Stored entries:
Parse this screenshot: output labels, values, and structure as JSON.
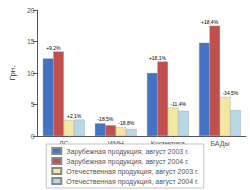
{
  "chart_data": {
    "type": "bar",
    "categories": [
      "ЛС",
      "ИМН",
      "Косметика",
      "БАДы"
    ],
    "series": [
      {
        "name": "Зарубежная продукция, август 2003 г.",
        "color": "#4472c4",
        "values": [
          12.3,
          2.0,
          10.0,
          14.8
        ]
      },
      {
        "name": "Зарубежная продукция, август 2004 г.",
        "color": "#c0504d",
        "values": [
          13.4,
          1.7,
          11.8,
          17.5
        ]
      },
      {
        "name": "Отечественная продукция, август 2003 г.",
        "color": "#f2e8a0",
        "values": [
          2.5,
          1.4,
          4.5,
          6.2
        ]
      },
      {
        "name": "Отечественная продукция, август 2004 г.",
        "color": "#b8d8e8",
        "values": [
          2.6,
          1.1,
          4.0,
          4.1
        ]
      }
    ],
    "annotations": [
      [
        "+9,2%",
        "+2,1%"
      ],
      [
        "-18,5%",
        "-18,8%"
      ],
      [
        "+18,1%",
        "-11,4%"
      ],
      [
        "+18,4%",
        "-34,5%"
      ]
    ],
    "ylabel": "Грн.",
    "ylim": [
      0,
      20
    ],
    "yticks": [
      0,
      5,
      10,
      15,
      20
    ],
    "grid": false,
    "legend": "bottom"
  }
}
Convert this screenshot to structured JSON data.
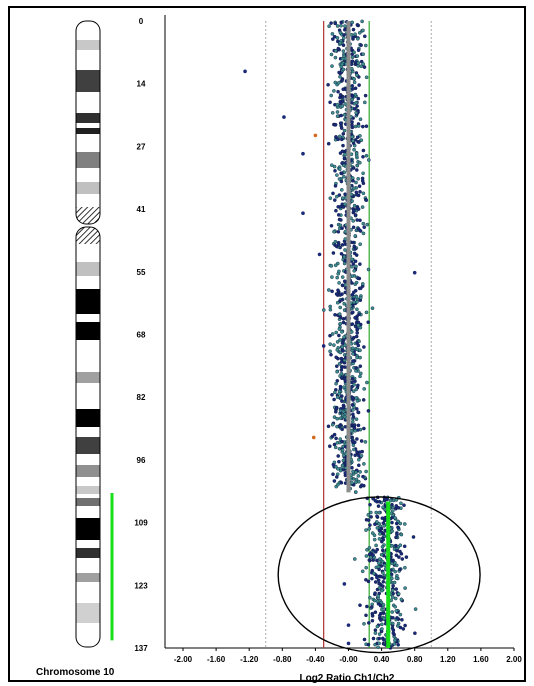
{
  "chart_data": {
    "type": "scatter",
    "xlabel": "Log2 Ratio Ch1/Ch2",
    "chromosome_label": "Chromosome 10",
    "xlim": [
      -2.0,
      2.0
    ],
    "ylim": [
      0,
      137
    ],
    "x_ticks": [
      "-2.00",
      "-1.60",
      "-1.20",
      "-0.80",
      "-0.40",
      "-0.00",
      "0.40",
      "0.80",
      "1.20",
      "1.60",
      "2.00"
    ],
    "y_ticks": [
      "0",
      "14",
      "27",
      "41",
      "55",
      "68",
      "82",
      "96",
      "109",
      "123",
      "137"
    ],
    "dashed_lines_x": [
      -1.0,
      1.0
    ],
    "red_line_x": -0.3,
    "green_line_x": 0.25,
    "gray_segment": {
      "x": 0.0,
      "y": [
        0,
        103
      ]
    },
    "green_segment": {
      "x": 0.48,
      "y": [
        105,
        137
      ]
    },
    "highlight_ellipse": {
      "cx": 0.37,
      "cy": 121,
      "rx": 1.22,
      "ry": 17
    },
    "ideogram_highlight": {
      "y": [
        104,
        136
      ]
    },
    "clusters": [
      {
        "y": [
          0,
          103
        ],
        "x_center": 0.0,
        "x_spread": 0.2,
        "count": 1100
      },
      {
        "y": [
          104,
          137
        ],
        "x_center": 0.45,
        "x_spread": 0.24,
        "count": 420
      }
    ],
    "outliers": [
      {
        "x": -1.25,
        "y": 11
      },
      {
        "x": -0.78,
        "y": 21
      },
      {
        "x": -0.4,
        "y": 25
      },
      {
        "x": -0.55,
        "y": 29
      },
      {
        "x": -0.55,
        "y": 42
      },
      {
        "x": -0.35,
        "y": 51
      },
      {
        "x": 0.8,
        "y": 55
      },
      {
        "x": -0.3,
        "y": 71
      },
      {
        "x": -0.42,
        "y": 91
      },
      {
        "x": -0.18,
        "y": 97
      },
      {
        "x": -0.05,
        "y": 123
      },
      {
        "x": 0.0,
        "y": 132
      },
      {
        "x": 0.0,
        "y": 136
      }
    ],
    "colors": {
      "point_teal": "#3f8f8c",
      "point_navy": "#1a2a78",
      "point_orange": "#d2691e",
      "red_line": "#b03030",
      "green_line": "#2ea82e",
      "gray_segment": "#8c8c8c",
      "green_segment": "#18e018",
      "dashed_line": "#aaaaaa"
    }
  }
}
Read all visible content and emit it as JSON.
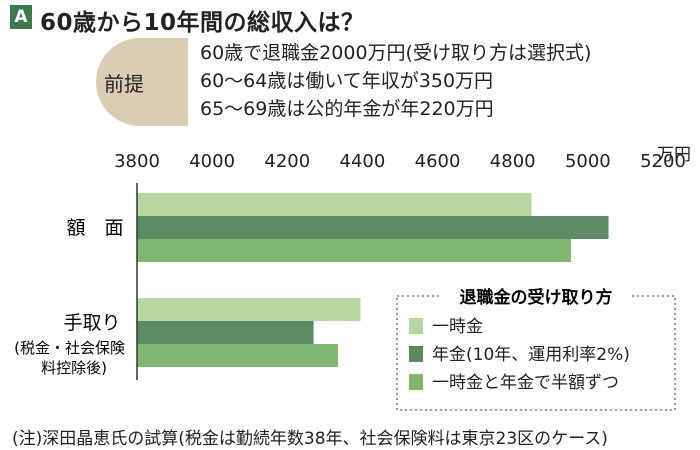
{
  "header": {
    "badge": "A",
    "title": "60歳から10年間の総収入は？"
  },
  "premise": {
    "label": "前提",
    "lines": [
      "60歳で退職金2000万円(受け取り方は選択式)",
      "60〜64歳は働いて年収が350万円",
      "65〜69歳は公的年金が年220万円"
    ]
  },
  "chart_data": {
    "type": "bar",
    "orientation": "horizontal",
    "unit": "万円",
    "xlim": [
      3800,
      5200
    ],
    "ticks": [
      "3800",
      "4000",
      "4200",
      "4400",
      "4600",
      "4800",
      "5000",
      "5200"
    ],
    "categories": [
      "額　面",
      "手取り"
    ],
    "category_note": "(税金・社会保険料控除後)",
    "series": [
      {
        "name": "一時金",
        "color": "#b8d6a0",
        "values": [
          4850,
          4395
        ]
      },
      {
        "name": "年金(10年、運用利率2%)",
        "color": "#5a8b63",
        "values": [
          5055,
          4270
        ]
      },
      {
        "name": "一時金と年金で半額ずつ",
        "color": "#7fb670",
        "values": [
          4955,
          4335
        ]
      }
    ],
    "legend_title": "退職金の受け取り方",
    "legend_position": "bottom-right",
    "grid": false
  },
  "footnote": "(注)深田晶恵氏の試算(税金は勤続年数38年、社会保険料は東京23区のケース)"
}
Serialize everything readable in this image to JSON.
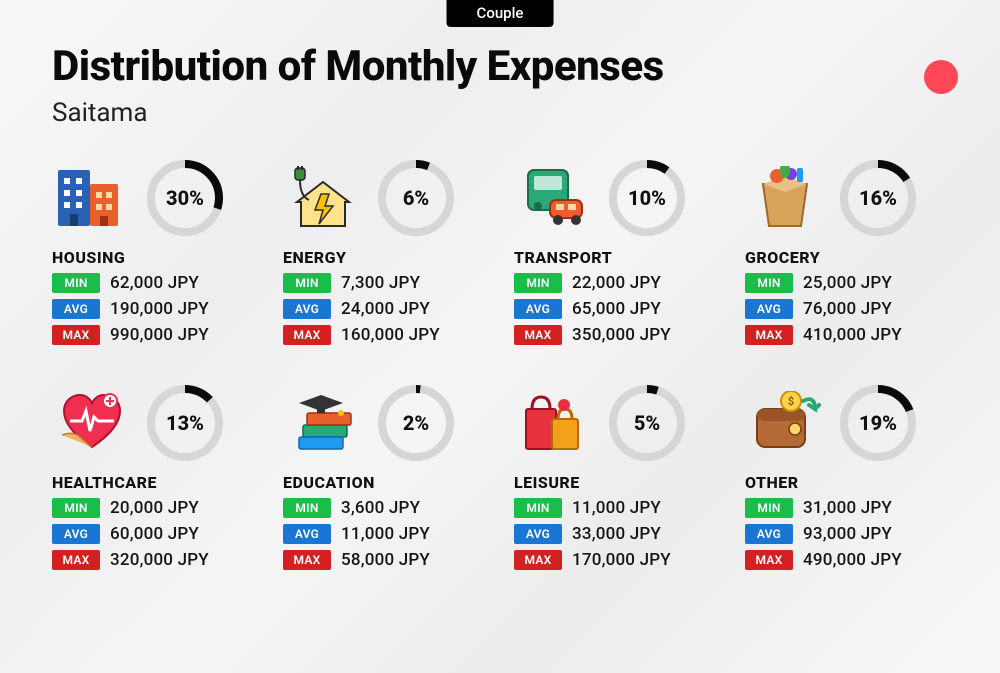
{
  "tab_label": "Couple",
  "title": "Distribution of Monthly Expenses",
  "subtitle": "Saitama",
  "currency": "JPY",
  "ring": {
    "track_color": "#d6d6d6",
    "progress_color": "#0a0a0a",
    "stroke_width": 8,
    "radius": 34
  },
  "badges": {
    "min": {
      "label": "MIN",
      "bg": "#1abc4a"
    },
    "avg": {
      "label": "AVG",
      "bg": "#1976d2"
    },
    "max": {
      "label": "MAX",
      "bg": "#d32121"
    }
  },
  "accent_dot_color": "#ff4757",
  "categories": [
    {
      "name": "HOUSING",
      "icon": "housing",
      "percent": 30,
      "min": "62,000",
      "avg": "190,000",
      "max": "990,000"
    },
    {
      "name": "ENERGY",
      "icon": "energy",
      "percent": 6,
      "min": "7,300",
      "avg": "24,000",
      "max": "160,000"
    },
    {
      "name": "TRANSPORT",
      "icon": "transport",
      "percent": 10,
      "min": "22,000",
      "avg": "65,000",
      "max": "350,000"
    },
    {
      "name": "GROCERY",
      "icon": "grocery",
      "percent": 16,
      "min": "25,000",
      "avg": "76,000",
      "max": "410,000"
    },
    {
      "name": "HEALTHCARE",
      "icon": "healthcare",
      "percent": 13,
      "min": "20,000",
      "avg": "60,000",
      "max": "320,000"
    },
    {
      "name": "EDUCATION",
      "icon": "education",
      "percent": 2,
      "min": "3,600",
      "avg": "11,000",
      "max": "58,000"
    },
    {
      "name": "LEISURE",
      "icon": "leisure",
      "percent": 5,
      "min": "11,000",
      "avg": "33,000",
      "max": "170,000"
    },
    {
      "name": "OTHER",
      "icon": "other",
      "percent": 19,
      "min": "31,000",
      "avg": "93,000",
      "max": "490,000"
    }
  ]
}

*Brief*
Work out the count of lines containing the word "bottom", then write only that count.

*Answer to the task*
2